**WHAT TO DO:** Repeat the line that contains "Extract the structured" and all lines after it through the end, exactly as they are, minus the pictures.

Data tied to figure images
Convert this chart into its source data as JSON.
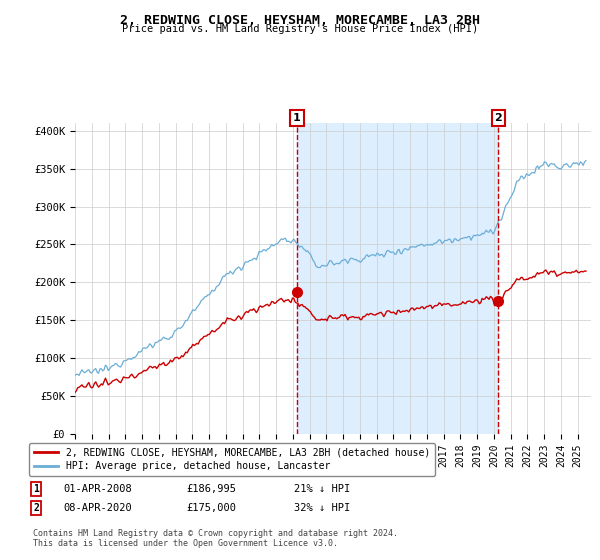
{
  "title": "2, REDWING CLOSE, HEYSHAM, MORECAMBE, LA3 2BH",
  "subtitle": "Price paid vs. HM Land Registry's House Price Index (HPI)",
  "hpi_color": "#6baed6",
  "price_color": "#cc0000",
  "shade_color": "#ddeeff",
  "sale1_year": 2008.25,
  "sale1_price": 186995,
  "sale2_year": 2020.27,
  "sale2_price": 175000,
  "legend_label_price": "2, REDWING CLOSE, HEYSHAM, MORECAMBE, LA3 2BH (detached house)",
  "legend_label_hpi": "HPI: Average price, detached house, Lancaster",
  "footer": "Contains HM Land Registry data © Crown copyright and database right 2024.\nThis data is licensed under the Open Government Licence v3.0.",
  "ylim_low": 0,
  "ylim_high": 410000,
  "yticks": [
    0,
    50000,
    100000,
    150000,
    200000,
    250000,
    300000,
    350000,
    400000
  ],
  "ytick_labels": [
    "£0",
    "£50K",
    "£100K",
    "£150K",
    "£200K",
    "£250K",
    "£300K",
    "£350K",
    "£400K"
  ],
  "background_color": "#ffffff",
  "grid_color": "#cccccc",
  "ann1_date": "01-APR-2008",
  "ann1_price": "£186,995",
  "ann1_pct": "21% ↓ HPI",
  "ann2_date": "08-APR-2020",
  "ann2_price": "£175,000",
  "ann2_pct": "32% ↓ HPI"
}
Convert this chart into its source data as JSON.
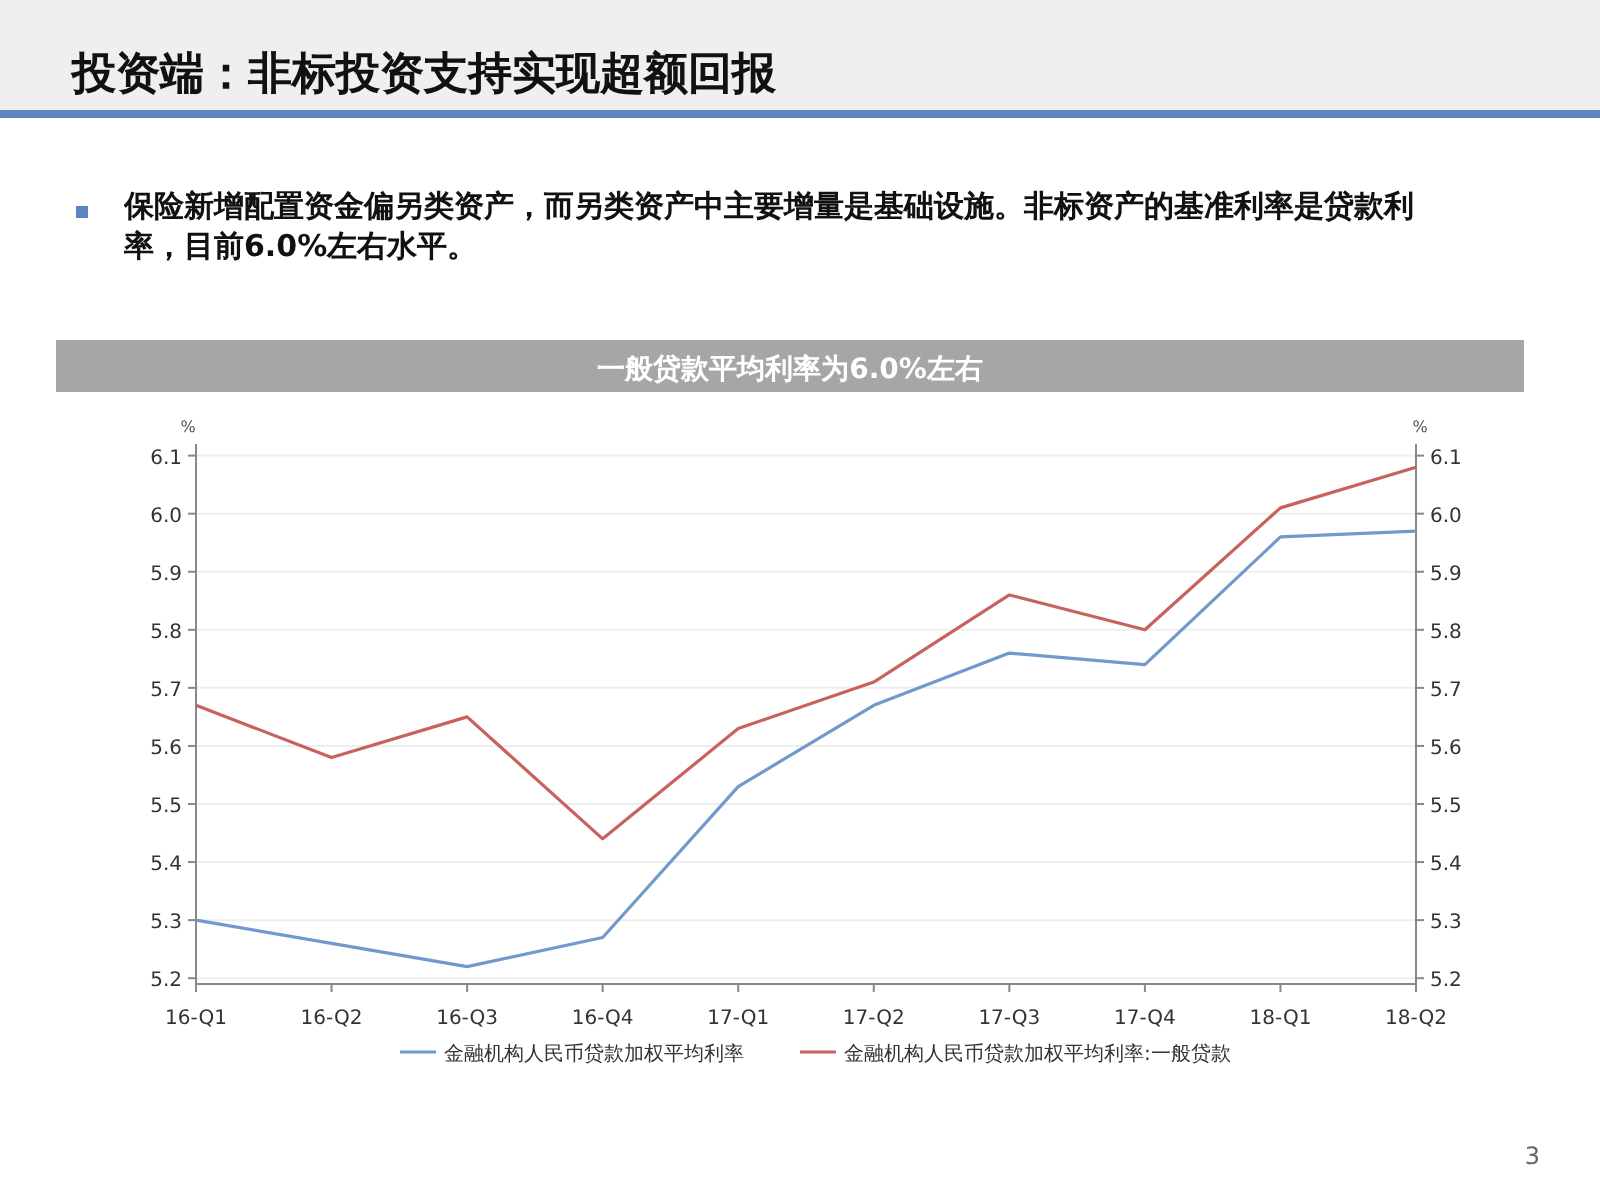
{
  "chart_data": {
    "type": "line",
    "title": "投资端：非标投资支持实现超额回报",
    "subtitle": "保险新增配置资金偏另类资产，而另类资产中主要增量是基础设施。非标资产的基准利率是贷款利率，目前6.0%左右水平。",
    "annotations": [
      "一般贷款平均利率为6.0%左右",
      "3"
    ],
    "ylabel": "%",
    "y2label": "%",
    "categories": [
      "16-Q1",
      "16-Q2",
      "16-Q3",
      "16-Q4",
      "17-Q1",
      "17-Q2",
      "17-Q3",
      "17-Q4",
      "18-Q1",
      "18-Q2"
    ],
    "series": [
      {
        "name": "金融机构人民币贷款加权平均利率",
        "color": "#6f9acb",
        "values": [
          5.3,
          5.26,
          5.22,
          5.27,
          5.53,
          5.67,
          5.76,
          5.74,
          5.96,
          5.97
        ]
      },
      {
        "name": "金融机构人民币贷款加权平均利率:一般贷款",
        "color": "#c8625f",
        "values": [
          5.67,
          5.58,
          5.65,
          5.44,
          5.63,
          5.71,
          5.86,
          5.8,
          6.01,
          6.08
        ]
      }
    ],
    "ylim": [
      5.19,
      6.12
    ],
    "yticks": [
      5.2,
      5.3,
      5.4,
      5.5,
      5.6,
      5.7,
      5.8,
      5.9,
      {
        "value": 6.0,
        "label": "6.0"
      },
      6.1
    ],
    "y2lim": [
      5.19,
      6.12
    ],
    "y2ticks": [
      5.2,
      5.3,
      5.4,
      5.5,
      5.6,
      5.7,
      5.8,
      5.9,
      {
        "value": 6.0,
        "label": "6.0"
      },
      6.1
    ],
    "grid": "y",
    "legend": "bottom",
    "marker": "none",
    "line_style": "solid"
  }
}
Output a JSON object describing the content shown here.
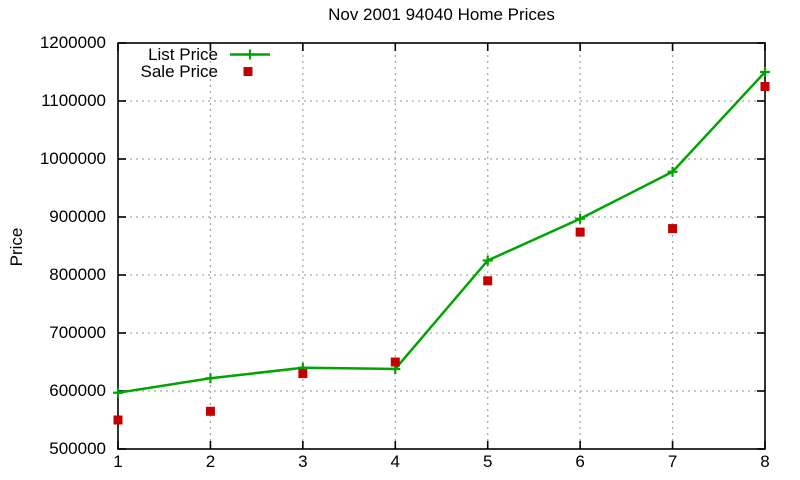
{
  "chart_data": {
    "type": "line",
    "title": "Nov 2001 94040 Home Prices",
    "xlabel": "",
    "ylabel": "Price",
    "x": [
      1,
      2,
      3,
      4,
      5,
      6,
      7,
      8
    ],
    "series": [
      {
        "name": "List Price",
        "color": "#00a400",
        "marker": "plus",
        "line": true,
        "values": [
          597000,
          622000,
          640000,
          638000,
          825000,
          897000,
          978000,
          1150000
        ]
      },
      {
        "name": "Sale Price",
        "color": "#c40000",
        "marker": "square",
        "line": false,
        "values": [
          550000,
          565000,
          630000,
          650000,
          790000,
          874000,
          880000,
          1125000
        ]
      }
    ],
    "xlim": [
      1,
      8
    ],
    "ylim": [
      500000,
      1200000
    ],
    "xticks": [
      1,
      2,
      3,
      4,
      5,
      6,
      7,
      8
    ],
    "yticks": [
      500000,
      600000,
      700000,
      800000,
      900000,
      1000000,
      1100000,
      1200000
    ],
    "grid": true,
    "grid_color": "#a8a8a8",
    "axis_color": "#000000",
    "background_color": "#ffffff",
    "legend_position": "top-left-inside",
    "legend": [
      "List Price",
      "Sale Price"
    ]
  }
}
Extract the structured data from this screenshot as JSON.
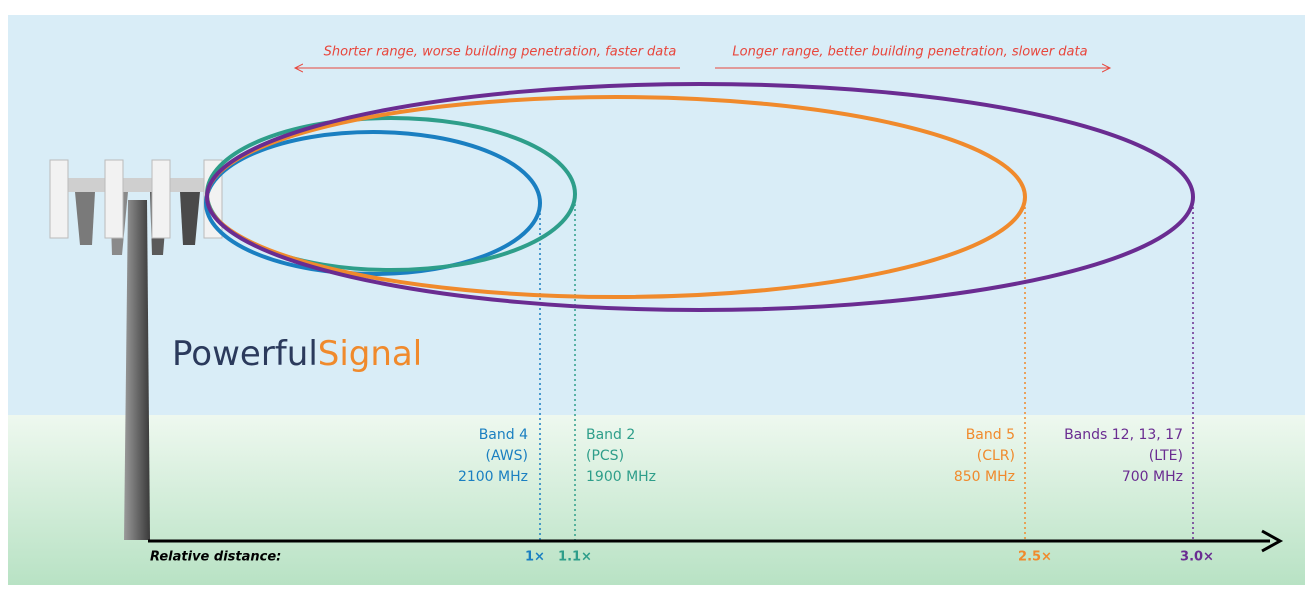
{
  "annotations": {
    "left": "Shorter range, worse building penetration, faster data",
    "right": "Longer range, better building penetration, slower data"
  },
  "brand": {
    "first": "Powerful",
    "second": "Signal"
  },
  "axis_label": "Relative distance:",
  "bands": [
    {
      "name": "Band 4",
      "type": "(AWS)",
      "frequency": "2100 MHz",
      "distance": "1×",
      "color": "#1a7fc1"
    },
    {
      "name": "Band 2",
      "type": "(PCS)",
      "frequency": "1900 MHz",
      "distance": "1.1×",
      "color": "#2e9e8a"
    },
    {
      "name": "Band 5",
      "type": "(CLR)",
      "frequency": "850 MHz",
      "distance": "2.5×",
      "color": "#f08a2c"
    },
    {
      "name": "Bands 12, 13, 17",
      "type": "(LTE)",
      "frequency": "700 MHz",
      "distance": "3.0×",
      "color": "#6a2c91"
    }
  ]
}
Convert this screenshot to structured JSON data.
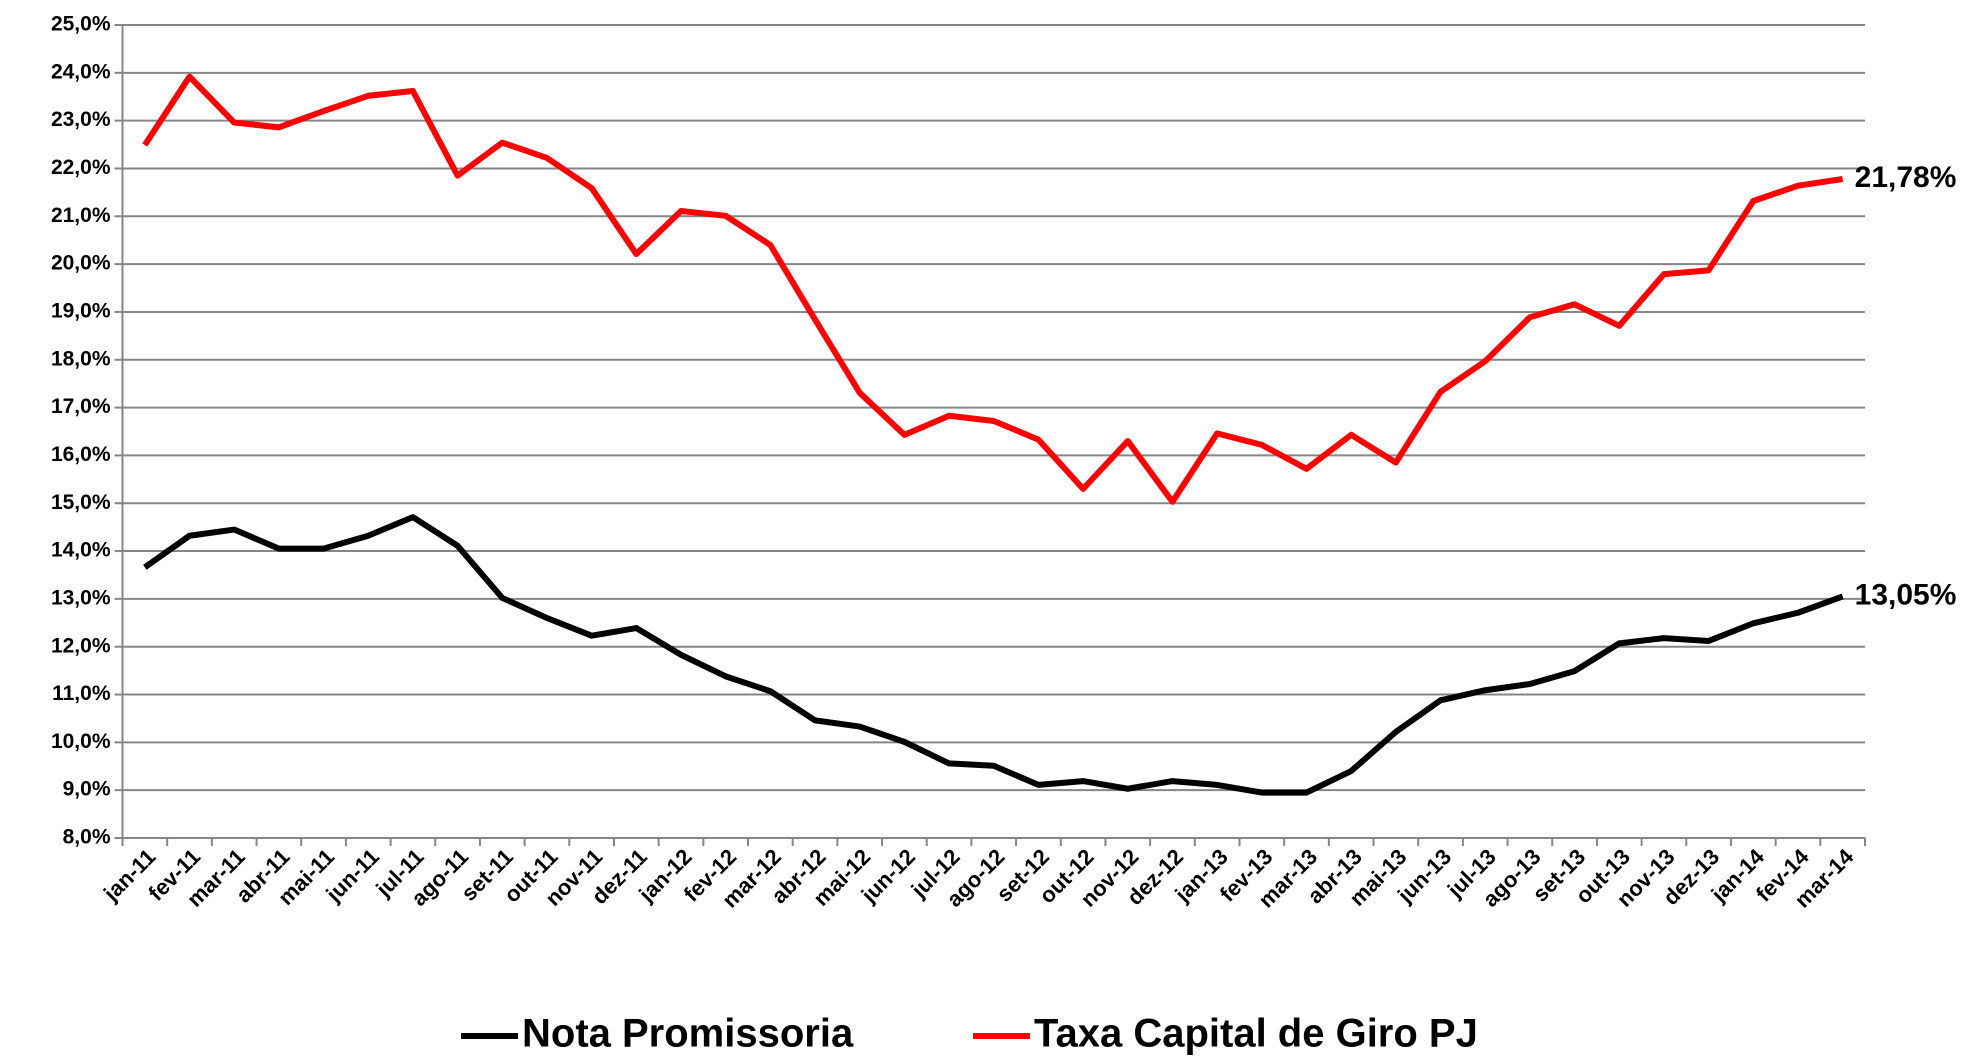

**ANSWER TO THIS TASK:**
Extract the structured data from this screenshot as JSON.
{
  "annotations": {
    "left": "Shorter range, worse building penetration, faster data",
    "right": "Longer range, better building penetration, slower data"
  },
  "brand": {
    "first": "Powerful",
    "second": "Signal"
  },
  "axis_label": "Relative distance:",
  "bands": [
    {
      "name": "Band 4",
      "type": "(AWS)",
      "frequency": "2100 MHz",
      "distance": "1×",
      "color": "#1a7fc1"
    },
    {
      "name": "Band 2",
      "type": "(PCS)",
      "frequency": "1900 MHz",
      "distance": "1.1×",
      "color": "#2e9e8a"
    },
    {
      "name": "Band 5",
      "type": "(CLR)",
      "frequency": "850 MHz",
      "distance": "2.5×",
      "color": "#f08a2c"
    },
    {
      "name": "Bands 12, 13, 17",
      "type": "(LTE)",
      "frequency": "700 MHz",
      "distance": "3.0×",
      "color": "#6a2c91"
    }
  ]
}
Convert this screenshot to structured JSON data.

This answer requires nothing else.